**OBJECTIVE**
Copy out each line of the material below that holds the string "flower".

[A run of records]
+++

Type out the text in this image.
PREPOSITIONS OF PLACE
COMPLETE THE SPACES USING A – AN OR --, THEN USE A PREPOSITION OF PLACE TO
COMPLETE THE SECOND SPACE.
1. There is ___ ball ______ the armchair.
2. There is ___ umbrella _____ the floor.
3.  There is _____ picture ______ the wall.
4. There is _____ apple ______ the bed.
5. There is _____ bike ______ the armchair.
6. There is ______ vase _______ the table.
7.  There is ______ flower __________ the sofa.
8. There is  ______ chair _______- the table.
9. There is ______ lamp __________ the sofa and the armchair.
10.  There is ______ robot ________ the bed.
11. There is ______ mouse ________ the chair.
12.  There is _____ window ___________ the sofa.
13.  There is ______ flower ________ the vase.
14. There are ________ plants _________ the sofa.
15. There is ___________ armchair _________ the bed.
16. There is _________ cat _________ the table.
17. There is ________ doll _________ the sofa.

+++

**THE REPLY**
7.  There is ______ flower __________ the sofa.
13.  There is ______ flower ________ the vase.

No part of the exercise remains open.